--- Problem description ---
What follows is a set of entries. Repeat them exactly, but not their pictures.

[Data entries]
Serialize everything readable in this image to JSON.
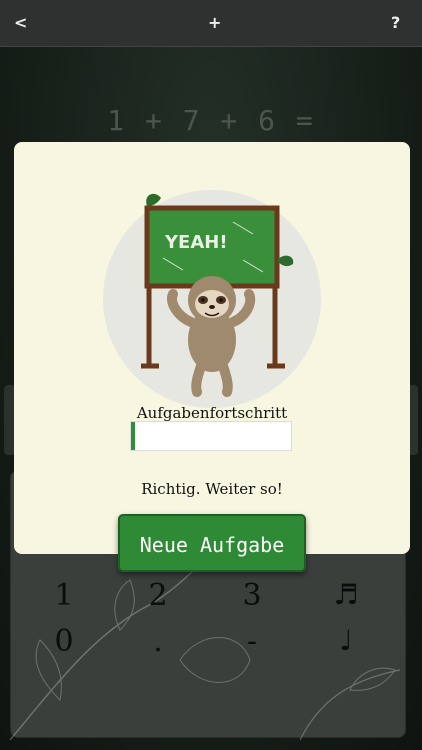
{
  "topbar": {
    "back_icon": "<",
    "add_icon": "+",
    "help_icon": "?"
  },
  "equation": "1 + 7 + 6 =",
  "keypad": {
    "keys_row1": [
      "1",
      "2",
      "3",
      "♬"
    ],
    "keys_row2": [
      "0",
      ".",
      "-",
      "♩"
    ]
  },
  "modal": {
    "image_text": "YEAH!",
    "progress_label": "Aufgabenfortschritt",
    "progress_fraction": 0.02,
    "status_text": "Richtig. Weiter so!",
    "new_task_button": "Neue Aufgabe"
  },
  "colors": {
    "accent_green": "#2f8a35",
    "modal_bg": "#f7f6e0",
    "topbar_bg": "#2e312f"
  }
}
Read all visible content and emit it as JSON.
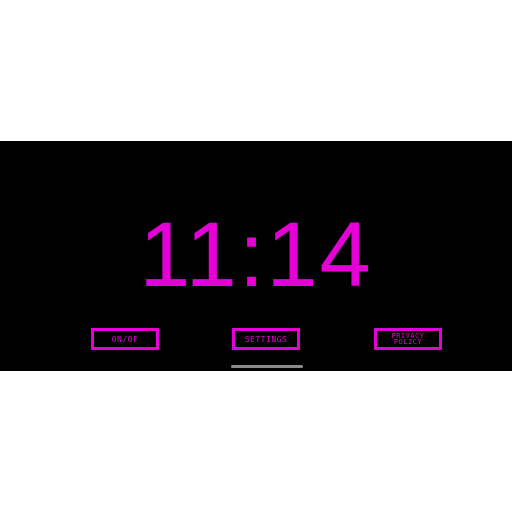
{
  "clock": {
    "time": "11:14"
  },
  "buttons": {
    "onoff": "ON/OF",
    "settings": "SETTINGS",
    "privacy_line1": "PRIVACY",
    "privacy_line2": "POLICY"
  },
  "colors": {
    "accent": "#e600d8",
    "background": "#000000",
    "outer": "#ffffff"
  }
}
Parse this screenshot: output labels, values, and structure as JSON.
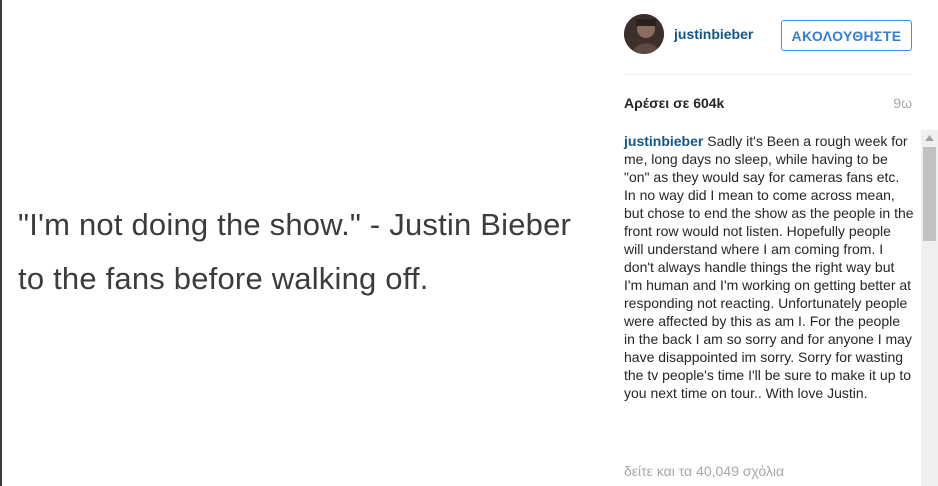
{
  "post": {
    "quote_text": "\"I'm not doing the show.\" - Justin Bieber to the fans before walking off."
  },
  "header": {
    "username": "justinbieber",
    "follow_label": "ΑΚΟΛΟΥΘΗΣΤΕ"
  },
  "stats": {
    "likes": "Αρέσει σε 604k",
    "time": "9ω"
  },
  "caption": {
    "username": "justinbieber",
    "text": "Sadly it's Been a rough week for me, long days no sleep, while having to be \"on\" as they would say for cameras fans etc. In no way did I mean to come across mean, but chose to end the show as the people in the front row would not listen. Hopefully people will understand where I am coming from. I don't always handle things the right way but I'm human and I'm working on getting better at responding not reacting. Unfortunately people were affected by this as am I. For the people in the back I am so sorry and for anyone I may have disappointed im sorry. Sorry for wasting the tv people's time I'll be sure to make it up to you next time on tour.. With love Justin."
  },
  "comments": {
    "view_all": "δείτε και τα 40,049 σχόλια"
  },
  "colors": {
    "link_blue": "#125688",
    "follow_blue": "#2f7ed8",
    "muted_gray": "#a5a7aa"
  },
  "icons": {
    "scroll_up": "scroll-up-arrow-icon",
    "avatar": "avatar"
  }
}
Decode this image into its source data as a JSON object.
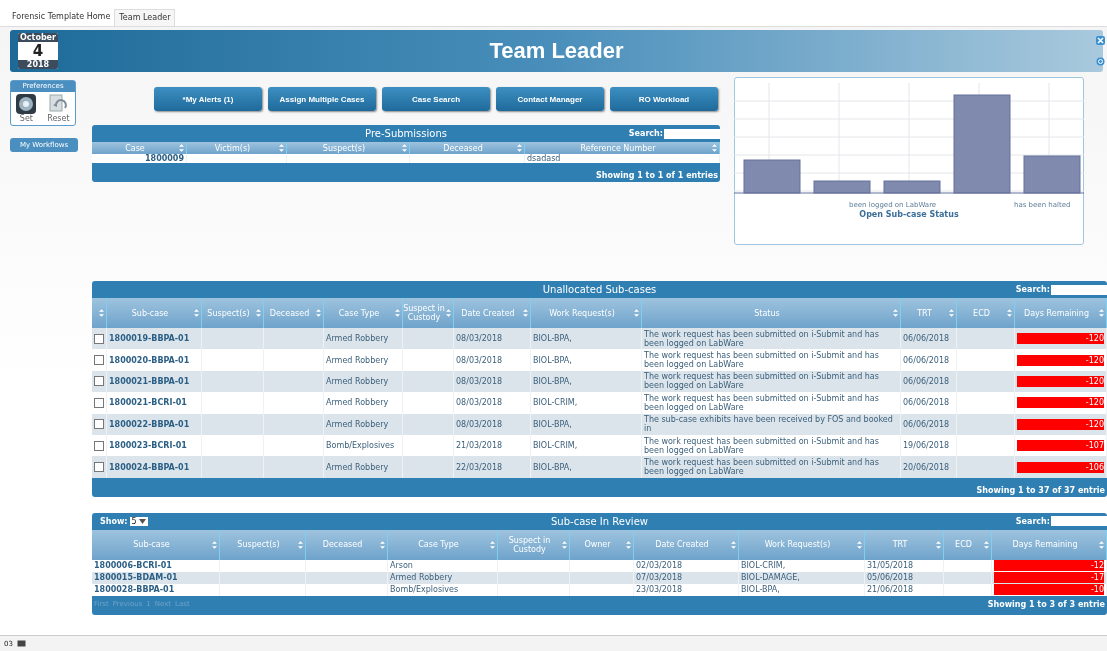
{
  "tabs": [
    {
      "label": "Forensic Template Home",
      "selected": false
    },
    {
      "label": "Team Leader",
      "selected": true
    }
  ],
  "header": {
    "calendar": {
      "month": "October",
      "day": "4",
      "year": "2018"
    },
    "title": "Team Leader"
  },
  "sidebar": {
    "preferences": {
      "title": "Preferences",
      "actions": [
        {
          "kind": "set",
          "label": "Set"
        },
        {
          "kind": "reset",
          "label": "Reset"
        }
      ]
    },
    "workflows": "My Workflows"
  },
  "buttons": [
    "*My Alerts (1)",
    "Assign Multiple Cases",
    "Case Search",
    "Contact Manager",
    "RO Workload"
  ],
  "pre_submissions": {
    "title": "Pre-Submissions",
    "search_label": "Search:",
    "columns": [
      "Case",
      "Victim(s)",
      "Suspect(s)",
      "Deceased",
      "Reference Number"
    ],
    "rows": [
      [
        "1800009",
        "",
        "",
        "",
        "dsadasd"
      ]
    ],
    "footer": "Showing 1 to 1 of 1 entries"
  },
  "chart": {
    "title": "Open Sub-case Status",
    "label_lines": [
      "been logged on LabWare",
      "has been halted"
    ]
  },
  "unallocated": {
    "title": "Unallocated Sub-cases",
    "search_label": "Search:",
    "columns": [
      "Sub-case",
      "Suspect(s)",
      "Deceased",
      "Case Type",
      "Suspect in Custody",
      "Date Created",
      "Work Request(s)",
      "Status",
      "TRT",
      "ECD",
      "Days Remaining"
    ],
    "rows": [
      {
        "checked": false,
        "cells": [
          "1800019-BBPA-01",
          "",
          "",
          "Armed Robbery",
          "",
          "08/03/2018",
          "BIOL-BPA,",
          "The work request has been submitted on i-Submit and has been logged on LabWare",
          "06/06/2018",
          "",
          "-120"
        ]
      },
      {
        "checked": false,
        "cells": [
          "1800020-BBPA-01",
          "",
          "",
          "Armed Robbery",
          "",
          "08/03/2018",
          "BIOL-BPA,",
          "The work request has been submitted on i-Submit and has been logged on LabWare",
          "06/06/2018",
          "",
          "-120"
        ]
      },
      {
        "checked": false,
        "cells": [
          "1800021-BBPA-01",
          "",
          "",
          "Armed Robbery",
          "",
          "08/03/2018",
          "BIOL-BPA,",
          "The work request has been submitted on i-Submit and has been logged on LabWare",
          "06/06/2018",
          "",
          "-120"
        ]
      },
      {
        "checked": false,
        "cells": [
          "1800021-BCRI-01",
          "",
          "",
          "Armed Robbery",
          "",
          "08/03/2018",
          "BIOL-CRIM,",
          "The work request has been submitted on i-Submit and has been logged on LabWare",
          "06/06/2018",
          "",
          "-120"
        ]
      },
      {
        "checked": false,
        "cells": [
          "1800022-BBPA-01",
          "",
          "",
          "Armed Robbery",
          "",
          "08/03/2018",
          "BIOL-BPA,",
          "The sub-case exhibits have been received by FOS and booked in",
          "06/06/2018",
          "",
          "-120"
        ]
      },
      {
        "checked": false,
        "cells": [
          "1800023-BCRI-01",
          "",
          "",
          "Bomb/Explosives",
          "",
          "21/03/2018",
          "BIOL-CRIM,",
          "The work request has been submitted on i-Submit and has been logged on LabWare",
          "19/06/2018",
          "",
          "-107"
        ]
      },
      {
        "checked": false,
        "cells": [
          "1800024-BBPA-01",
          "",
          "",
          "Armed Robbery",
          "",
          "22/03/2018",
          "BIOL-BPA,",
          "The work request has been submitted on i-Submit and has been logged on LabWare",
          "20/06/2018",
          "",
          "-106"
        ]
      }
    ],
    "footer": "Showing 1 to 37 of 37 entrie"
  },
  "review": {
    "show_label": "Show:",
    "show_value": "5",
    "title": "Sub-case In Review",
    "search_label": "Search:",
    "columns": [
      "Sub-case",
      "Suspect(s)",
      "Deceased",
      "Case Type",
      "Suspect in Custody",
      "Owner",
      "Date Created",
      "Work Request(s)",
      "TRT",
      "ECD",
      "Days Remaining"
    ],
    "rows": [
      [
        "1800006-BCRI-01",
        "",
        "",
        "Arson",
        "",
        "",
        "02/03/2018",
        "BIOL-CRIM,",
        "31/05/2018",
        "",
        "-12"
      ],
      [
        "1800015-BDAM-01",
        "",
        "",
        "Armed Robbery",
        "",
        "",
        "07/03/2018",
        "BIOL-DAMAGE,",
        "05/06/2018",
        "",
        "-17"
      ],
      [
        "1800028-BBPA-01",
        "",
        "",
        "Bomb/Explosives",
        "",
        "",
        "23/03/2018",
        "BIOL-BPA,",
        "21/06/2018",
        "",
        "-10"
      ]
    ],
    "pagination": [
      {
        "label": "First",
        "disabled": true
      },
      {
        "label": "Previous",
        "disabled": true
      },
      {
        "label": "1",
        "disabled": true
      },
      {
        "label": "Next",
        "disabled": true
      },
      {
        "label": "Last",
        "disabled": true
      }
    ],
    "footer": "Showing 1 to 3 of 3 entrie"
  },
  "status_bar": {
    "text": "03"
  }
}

--- Expected answer ---
Serialize everything readable in this image to JSON.
{
  "topbar": {
    "back_icon": "<",
    "add_icon": "+",
    "help_icon": "?"
  },
  "equation": "1 + 7 + 6 =",
  "keypad": {
    "keys_row1": [
      "1",
      "2",
      "3",
      "♬"
    ],
    "keys_row2": [
      "0",
      ".",
      "-",
      "♩"
    ]
  },
  "modal": {
    "image_text": "YEAH!",
    "progress_label": "Aufgabenfortschritt",
    "progress_fraction": 0.02,
    "status_text": "Richtig. Weiter so!",
    "new_task_button": "Neue Aufgabe"
  },
  "colors": {
    "accent_green": "#2f8a35",
    "modal_bg": "#f7f6e0",
    "topbar_bg": "#2e312f"
  }
}
Read all visible content and emit it as JSON.
{
  "clock": {
    "time": "11:14"
  },
  "buttons": {
    "onoff": "ON/OF",
    "settings": "SETTINGS",
    "privacy_line1": "PRIVACY",
    "privacy_line2": "POLICY"
  },
  "colors": {
    "accent": "#e600d8",
    "background": "#000000",
    "outer": "#ffffff"
  }
}
Parse this screenshot: output labels, values, and structure as JSON.
{
  "post": {
    "quote_text": "\"I'm not doing the show.\" - Justin Bieber to the fans before walking off."
  },
  "header": {
    "username": "justinbieber",
    "follow_label": "ΑΚΟΛΟΥΘΗΣΤΕ"
  },
  "stats": {
    "likes": "Αρέσει σε 604k",
    "time": "9ω"
  },
  "caption": {
    "username": "justinbieber",
    "text": "Sadly it's Been a rough week for me, long days no sleep, while having to be \"on\" as they would say for cameras fans etc. In no way did I mean to come across mean, but chose to end the show as the people in the front row would not listen. Hopefully people will understand where I am coming from. I don't always handle things the right way but I'm human and I'm working on getting better at responding not reacting. Unfortunately people were affected by this as am I. For the people in the back I am so sorry and for anyone I may have disappointed im sorry. Sorry for wasting the tv people's time I'll be sure to make it up to you next time on tour.. With love Justin."
  },
  "comments": {
    "view_all": "δείτε και τα 40,049 σχόλια"
  },
  "colors": {
    "link_blue": "#125688",
    "follow_blue": "#2f7ed8",
    "muted_gray": "#a5a7aa"
  },
  "icons": {
    "scroll_up": "scroll-up-arrow-icon",
    "avatar": "avatar"
  }
}
Decode this image into its source data as a JSON object.
{
  "tabs": [
    {
      "label": "Forensic Template Home",
      "selected": false
    },
    {
      "label": "Team Leader",
      "selected": true
    }
  ],
  "header": {
    "calendar": {
      "month": "October",
      "day": "4",
      "year": "2018"
    },
    "title": "Team Leader"
  },
  "sidebar": {
    "preferences": {
      "title": "Preferences",
      "actions": [
        {
          "kind": "set",
          "label": "Set"
        },
        {
          "kind": "reset",
          "label": "Reset"
        }
      ]
    },
    "workflows": "My Workflows"
  },
  "buttons": [
    "*My Alerts (1)",
    "Assign Multiple Cases",
    "Case Search",
    "Contact Manager",
    "RO Workload"
  ],
  "pre_submissions": {
    "title": "Pre-Submissions",
    "search_label": "Search:",
    "columns": [
      "Case",
      "Victim(s)",
      "Suspect(s)",
      "Deceased",
      "Reference Number"
    ],
    "rows": [
      [
        "1800009",
        "",
        "",
        "",
        "dsadasd"
      ]
    ],
    "footer": "Showing 1 to 1 of 1 entries"
  },
  "chart": {
    "title": "Open Sub-case Status",
    "label_lines": [
      "been logged on LabWare",
      "has been halted"
    ]
  },
  "unallocated": {
    "title": "Unallocated Sub-cases",
    "search_label": "Search:",
    "columns": [
      "Sub-case",
      "Suspect(s)",
      "Deceased",
      "Case Type",
      "Suspect in Custody",
      "Date Created",
      "Work Request(s)",
      "Status",
      "TRT",
      "ECD",
      "Days Remaining"
    ],
    "rows": [
      {
        "checked": false,
        "cells": [
          "1800019-BBPA-01",
          "",
          "",
          "Armed Robbery",
          "",
          "08/03/2018",
          "BIOL-BPA,",
          "The work request has been submitted on i-Submit and has been logged on LabWare",
          "06/06/2018",
          "",
          "-120"
        ]
      },
      {
        "checked": false,
        "cells": [
          "1800020-BBPA-01",
          "",
          "",
          "Armed Robbery",
          "",
          "08/03/2018",
          "BIOL-BPA,",
          "The work request has been submitted on i-Submit and has been logged on LabWare",
          "06/06/2018",
          "",
          "-120"
        ]
      },
      {
        "checked": false,
        "cells": [
          "1800021-BBPA-01",
          "",
          "",
          "Armed Robbery",
          "",
          "08/03/2018",
          "BIOL-BPA,",
          "The work request has been submitted on i-Submit and has been logged on LabWare",
          "06/06/2018",
          "",
          "-120"
        ]
      },
      {
        "checked": false,
        "cells": [
          "1800021-BCRI-01",
          "",
          "",
          "Armed Robbery",
          "",
          "08/03/2018",
          "BIOL-CRIM,",
          "The work request has been submitted on i-Submit and has been logged on LabWare",
          "06/06/2018",
          "",
          "-120"
        ]
      },
      {
        "checked": false,
        "cells": [
          "1800022-BBPA-01",
          "",
          "",
          "Armed Robbery",
          "",
          "08/03/2018",
          "BIOL-BPA,",
          "The sub-case exhibits have been received by FOS and booked in",
          "06/06/2018",
          "",
          "-120"
        ]
      },
      {
        "checked": false,
        "cells": [
          "1800023-BCRI-01",
          "",
          "",
          "Bomb/Explosives",
          "",
          "21/03/2018",
          "BIOL-CRIM,",
          "The work request has been submitted on i-Submit and has been logged on LabWare",
          "19/06/2018",
          "",
          "-107"
        ]
      },
      {
        "checked": false,
        "cells": [
          "1800024-BBPA-01",
          "",
          "",
          "Armed Robbery",
          "",
          "22/03/2018",
          "BIOL-BPA,",
          "The work request has been submitted on i-Submit and has been logged on LabWare",
          "20/06/2018",
          "",
          "-106"
        ]
      }
    ],
    "footer": "Showing 1 to 37 of 37 entrie"
  },
  "review": {
    "show_label": "Show:",
    "show_value": "5",
    "title": "Sub-case In Review",
    "search_label": "Search:",
    "columns": [
      "Sub-case",
      "Suspect(s)",
      "Deceased",
      "Case Type",
      "Suspect in Custody",
      "Owner",
      "Date Created",
      "Work Request(s)",
      "TRT",
      "ECD",
      "Days Remaining"
    ],
    "rows": [
      [
        "1800006-BCRI-01",
        "",
        "",
        "Arson",
        "",
        "",
        "02/03/2018",
        "BIOL-CRIM,",
        "31/05/2018",
        "",
        "-12"
      ],
      [
        "1800015-BDAM-01",
        "",
        "",
        "Armed Robbery",
        "",
        "",
        "07/03/2018",
        "BIOL-DAMAGE,",
        "05/06/2018",
        "",
        "-17"
      ],
      [
        "1800028-BBPA-01",
        "",
        "",
        "Bomb/Explosives",
        "",
        "",
        "23/03/2018",
        "BIOL-BPA,",
        "21/06/2018",
        "",
        "-10"
      ]
    ],
    "pagination": [
      {
        "label": "First",
        "disabled": true
      },
      {
        "label": "Previous",
        "disabled": true
      },
      {
        "label": "1",
        "disabled": true
      },
      {
        "label": "Next",
        "disabled": true
      },
      {
        "label": "Last",
        "disabled": true
      }
    ],
    "footer": "Showing 1 to 3 of 3 entrie"
  },
  "status_bar": {
    "text": "03"
  }
}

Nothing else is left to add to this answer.